_PROBLEM REQUIREMENTS_
Give only the number of lines in these records that contain the word "Grade".

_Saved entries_
— BEGIN —
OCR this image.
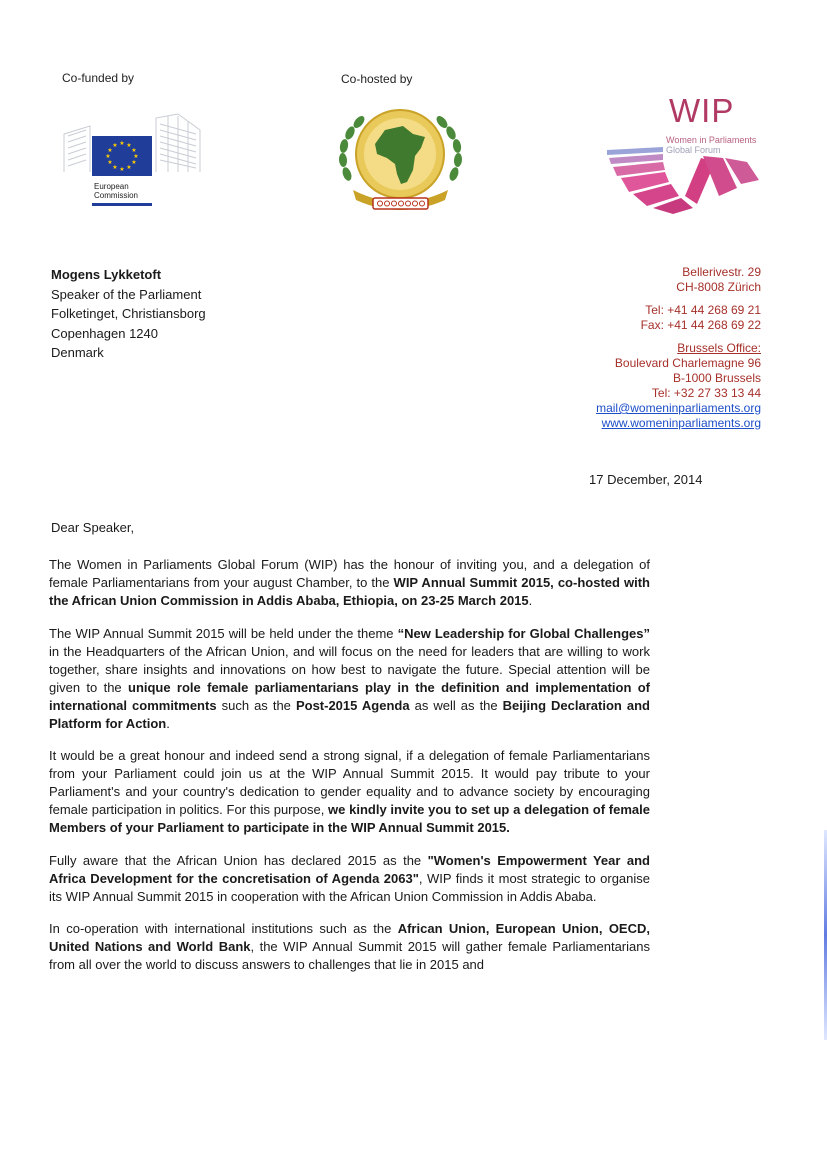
Co-funded by	Co-hosted by
★ ★
★
★
★
★
★
★
★
★
★
★
European
Commission
WIP
Women in Parliaments
Global Forum
Mogens Lykketoft
Speaker of the Parliament
Folketinget, Christiansborg
Copenhagen 1240
Denmark
Bellerivestr. 29
CH-8008 Zürich
Tel: +41 44 268 69 21
Fax: +41 44 268 69 22
Brussels Office:
Boulevard Charlemagne 96
B-1000 Brussels
Tel: +32 27 33 13 44
mail@womeninparliaments.org
www.womeninparliaments.org
17 December, 2014
Dear Speaker,

The Women in Parliaments Global Forum (WIP) has the honour of inviting you, and a delegation of female Parliamentarians from your august Chamber, to the WIP Annual Summit 2015, co-hosted with the African Union Commission in Addis Ababa, Ethiopia, on 23-25 March 2015.

The WIP Annual Summit 2015 will be held under the theme “New Leadership for Global Challenges” in the Headquarters of the African Union, and will focus on the need for leaders that are willing to work together, share insights and innovations on how best to navigate the future. Special attention will be given to the unique role female parliamentarians play in the definition and implementation of international commitments such as the Post-2015 Agenda as well as the Beijing Declaration and Platform for Action.

It would be a great honour and indeed send a strong signal, if a delegation of female Parliamentarians from your Parliament could join us at the WIP Annual Summit 2015. It would pay tribute to your Parliament's and your country's dedication to gender equality and to advance society by encouraging female participation in politics. For this purpose, we kindly invite you to set up a delegation of female Members of your Parliament to participate in the WIP Annual Summit 2015.

Fully aware that the African Union has declared 2015 as the "Women's Empowerment Year and Africa Development for the concretisation of Agenda 2063", WIP finds it most strategic to organise its WIP Annual Summit 2015 in cooperation with the African Union Commission in Addis Ababa.

In co-operation with international institutions such as the African Union, European Union, OECD, United Nations and World Bank, the WIP Annual Summit 2015 will gather female Parliamentarians from all over the world to discuss answers to challenges that lie in 2015 and
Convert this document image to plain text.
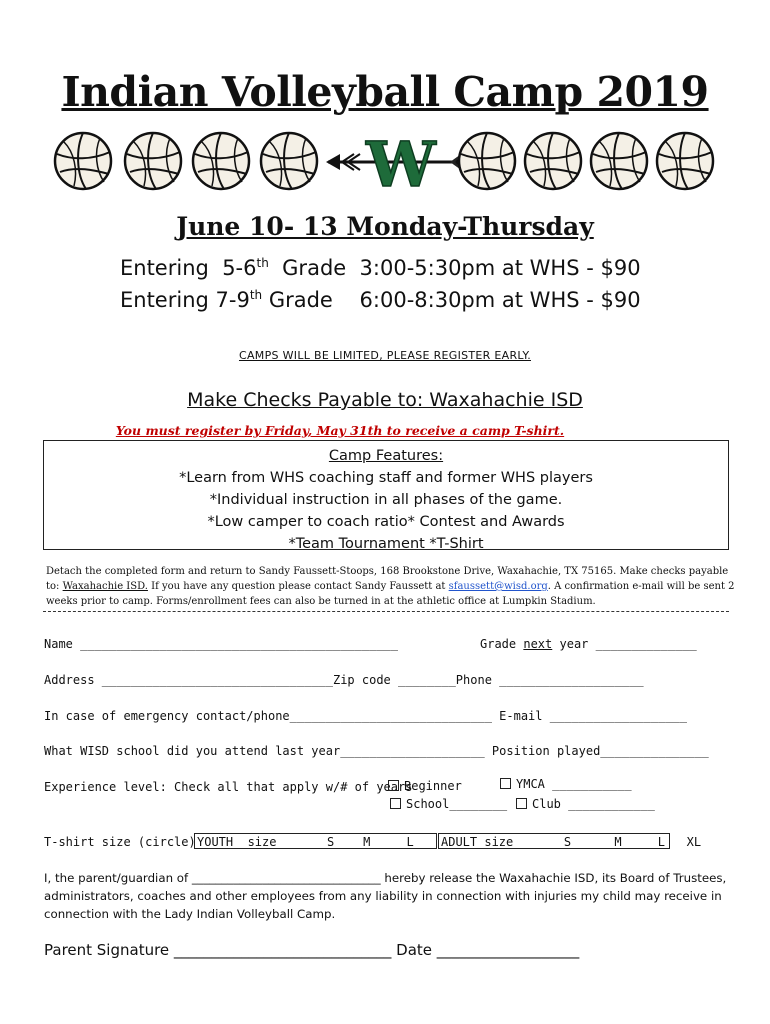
Indian Volleyball Camp 2019
W
June 10- 13 Monday-Thursday
Entering  5-6th  Grade  3:00-5:30pm at WHS - $90
Entering 7-9th Grade    6:00-8:30pm at WHS - $90
CAMPS WILL BE LIMITED, PLEASE REGISTER EARLY.
Make Checks Payable to: Waxahachie ISD
You must register by Friday, May 31th to receive a camp T-shirt.
Camp Features:
*Learn from WHS coaching staff and former WHS players
*Individual instruction in all phases of the game.
*Low camper to coach ratio* Contest and Awards
*Team Tournament *T-Shirt
Detach the completed form and return to Sandy Faussett-Stoops, 168 Brookstone Drive, Waxahachie, TX 75165. Make checks payable to: Waxahachie ISD. If you have any question please contact Sandy Faussett at sfaussett@wisd.org. A confirmation e-mail will be sent 2 weeks prior to camp. Forms/enrollment fees can also be turned in at the athletic office at Lumpkin Stadium.
Name ____________________________________________	Grade next year ______________
Address ________________________________Zip code ________Phone ____________________
In case of emergency contact/phone____________________________ E-mail ___________________
What WISD school did you attend last year____________________ Position played_______________
Experience level: Check all that apply w/# of years
Beginner	YMCA ___________
School________	Club ____________
T-shirt size (circle) YOUTH  size       S    M     L	ADULT size       S      M     L   XL
I, the parent/guardian of ________________________________ hereby release the Waxahachie ISD, its Board of Trustees, administrators, coaches and other employees from any liability in connection with injuries my child may receive in connection with the Lady Indian Volleyball Camp.
Parent Signature _____________________________ Date ___________________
— END —
_WRITTEN RESPONSE_
3